* Work to be completed:
Copy each line of the entries beneath that contains the word "component".
════════════════════
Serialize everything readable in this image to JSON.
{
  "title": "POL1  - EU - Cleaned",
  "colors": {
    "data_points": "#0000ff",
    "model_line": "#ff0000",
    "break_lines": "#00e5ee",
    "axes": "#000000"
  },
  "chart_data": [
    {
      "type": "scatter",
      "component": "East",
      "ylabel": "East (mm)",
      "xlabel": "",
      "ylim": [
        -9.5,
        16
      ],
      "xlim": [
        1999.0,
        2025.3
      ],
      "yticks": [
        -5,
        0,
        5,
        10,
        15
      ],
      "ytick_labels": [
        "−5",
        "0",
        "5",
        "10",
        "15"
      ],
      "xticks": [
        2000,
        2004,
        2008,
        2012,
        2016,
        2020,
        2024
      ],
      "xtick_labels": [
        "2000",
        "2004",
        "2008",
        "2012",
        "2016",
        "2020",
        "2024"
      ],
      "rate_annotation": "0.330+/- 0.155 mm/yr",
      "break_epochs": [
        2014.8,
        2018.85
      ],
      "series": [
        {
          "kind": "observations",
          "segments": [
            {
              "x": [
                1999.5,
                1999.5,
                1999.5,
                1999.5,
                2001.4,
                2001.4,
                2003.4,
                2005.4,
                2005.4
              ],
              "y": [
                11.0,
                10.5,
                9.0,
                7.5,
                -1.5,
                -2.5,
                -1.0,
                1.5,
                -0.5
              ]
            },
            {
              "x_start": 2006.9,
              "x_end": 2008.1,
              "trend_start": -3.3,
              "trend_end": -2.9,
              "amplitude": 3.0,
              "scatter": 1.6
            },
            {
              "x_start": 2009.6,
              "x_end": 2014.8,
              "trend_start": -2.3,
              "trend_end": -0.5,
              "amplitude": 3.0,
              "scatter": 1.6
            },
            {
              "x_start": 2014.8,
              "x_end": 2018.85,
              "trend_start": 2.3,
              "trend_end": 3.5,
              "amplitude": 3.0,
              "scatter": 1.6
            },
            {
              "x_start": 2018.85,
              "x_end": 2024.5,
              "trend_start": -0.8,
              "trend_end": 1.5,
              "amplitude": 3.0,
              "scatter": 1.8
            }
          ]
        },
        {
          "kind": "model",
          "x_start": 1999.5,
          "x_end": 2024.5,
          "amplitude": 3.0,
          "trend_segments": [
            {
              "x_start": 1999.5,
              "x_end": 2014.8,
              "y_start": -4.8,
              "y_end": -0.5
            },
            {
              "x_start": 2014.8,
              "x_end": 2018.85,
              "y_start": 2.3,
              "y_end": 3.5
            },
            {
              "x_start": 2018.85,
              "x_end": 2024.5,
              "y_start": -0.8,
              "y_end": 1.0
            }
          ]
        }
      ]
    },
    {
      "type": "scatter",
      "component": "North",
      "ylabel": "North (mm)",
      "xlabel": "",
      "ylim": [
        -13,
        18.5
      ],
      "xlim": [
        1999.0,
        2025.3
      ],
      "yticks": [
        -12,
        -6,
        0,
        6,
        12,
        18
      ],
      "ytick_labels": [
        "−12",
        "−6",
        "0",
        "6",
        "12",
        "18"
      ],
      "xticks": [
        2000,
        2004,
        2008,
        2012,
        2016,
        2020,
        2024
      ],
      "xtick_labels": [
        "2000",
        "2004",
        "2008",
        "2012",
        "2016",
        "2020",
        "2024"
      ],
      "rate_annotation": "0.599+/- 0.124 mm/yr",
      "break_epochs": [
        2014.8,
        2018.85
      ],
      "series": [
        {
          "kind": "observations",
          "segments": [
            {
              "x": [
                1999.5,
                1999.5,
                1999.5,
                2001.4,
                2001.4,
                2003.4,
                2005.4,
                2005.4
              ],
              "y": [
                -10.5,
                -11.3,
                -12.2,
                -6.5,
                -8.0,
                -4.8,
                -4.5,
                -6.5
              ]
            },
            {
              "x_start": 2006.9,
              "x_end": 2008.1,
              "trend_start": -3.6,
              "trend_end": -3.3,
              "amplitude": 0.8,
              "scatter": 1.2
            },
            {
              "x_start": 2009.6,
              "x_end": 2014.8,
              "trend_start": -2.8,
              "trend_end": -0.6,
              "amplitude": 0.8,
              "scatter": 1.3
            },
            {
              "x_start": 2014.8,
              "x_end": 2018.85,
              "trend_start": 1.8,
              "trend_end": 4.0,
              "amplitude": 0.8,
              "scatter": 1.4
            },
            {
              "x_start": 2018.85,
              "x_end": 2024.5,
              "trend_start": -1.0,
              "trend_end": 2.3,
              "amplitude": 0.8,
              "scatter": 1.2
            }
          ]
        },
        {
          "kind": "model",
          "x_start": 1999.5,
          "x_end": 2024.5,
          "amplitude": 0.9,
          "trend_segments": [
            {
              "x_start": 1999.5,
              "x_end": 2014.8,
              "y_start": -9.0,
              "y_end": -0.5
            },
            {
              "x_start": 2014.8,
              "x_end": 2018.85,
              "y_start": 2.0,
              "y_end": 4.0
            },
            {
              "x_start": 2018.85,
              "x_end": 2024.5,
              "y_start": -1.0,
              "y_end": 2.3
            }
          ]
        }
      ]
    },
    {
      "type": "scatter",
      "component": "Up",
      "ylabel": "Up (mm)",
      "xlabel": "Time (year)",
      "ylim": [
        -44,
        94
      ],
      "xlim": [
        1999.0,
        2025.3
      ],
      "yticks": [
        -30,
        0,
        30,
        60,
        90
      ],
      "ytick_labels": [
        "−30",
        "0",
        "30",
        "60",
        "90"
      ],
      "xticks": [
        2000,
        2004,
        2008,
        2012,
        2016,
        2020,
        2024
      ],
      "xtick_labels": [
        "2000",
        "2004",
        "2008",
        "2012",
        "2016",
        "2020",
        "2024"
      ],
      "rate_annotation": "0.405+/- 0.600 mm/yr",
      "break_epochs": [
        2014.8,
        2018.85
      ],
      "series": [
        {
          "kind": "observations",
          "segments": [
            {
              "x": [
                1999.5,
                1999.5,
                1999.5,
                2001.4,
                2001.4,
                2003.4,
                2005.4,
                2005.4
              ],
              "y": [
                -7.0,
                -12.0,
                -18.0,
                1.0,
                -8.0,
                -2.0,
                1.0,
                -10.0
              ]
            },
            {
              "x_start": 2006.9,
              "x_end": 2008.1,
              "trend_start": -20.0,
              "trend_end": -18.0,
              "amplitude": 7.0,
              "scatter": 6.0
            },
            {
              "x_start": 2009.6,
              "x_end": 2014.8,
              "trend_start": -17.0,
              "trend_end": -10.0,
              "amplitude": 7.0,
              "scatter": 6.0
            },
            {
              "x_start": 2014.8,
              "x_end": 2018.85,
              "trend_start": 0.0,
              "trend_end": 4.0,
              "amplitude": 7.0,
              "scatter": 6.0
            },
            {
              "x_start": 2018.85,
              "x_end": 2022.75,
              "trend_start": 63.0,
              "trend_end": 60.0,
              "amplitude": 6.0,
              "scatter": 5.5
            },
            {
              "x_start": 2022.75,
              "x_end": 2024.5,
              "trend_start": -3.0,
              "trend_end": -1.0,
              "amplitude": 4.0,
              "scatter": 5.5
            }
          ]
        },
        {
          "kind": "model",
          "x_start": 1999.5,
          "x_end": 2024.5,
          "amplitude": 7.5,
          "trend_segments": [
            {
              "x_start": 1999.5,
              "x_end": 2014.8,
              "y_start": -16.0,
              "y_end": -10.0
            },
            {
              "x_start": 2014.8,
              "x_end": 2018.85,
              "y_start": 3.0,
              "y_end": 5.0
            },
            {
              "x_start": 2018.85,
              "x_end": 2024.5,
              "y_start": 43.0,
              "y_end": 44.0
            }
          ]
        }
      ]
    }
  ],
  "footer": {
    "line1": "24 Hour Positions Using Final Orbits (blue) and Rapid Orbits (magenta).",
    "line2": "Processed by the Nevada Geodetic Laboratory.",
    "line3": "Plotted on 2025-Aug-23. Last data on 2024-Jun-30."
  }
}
════════════════════
* Expected answer:
      "component": "East",
      "component": "North",
      "component": "Up",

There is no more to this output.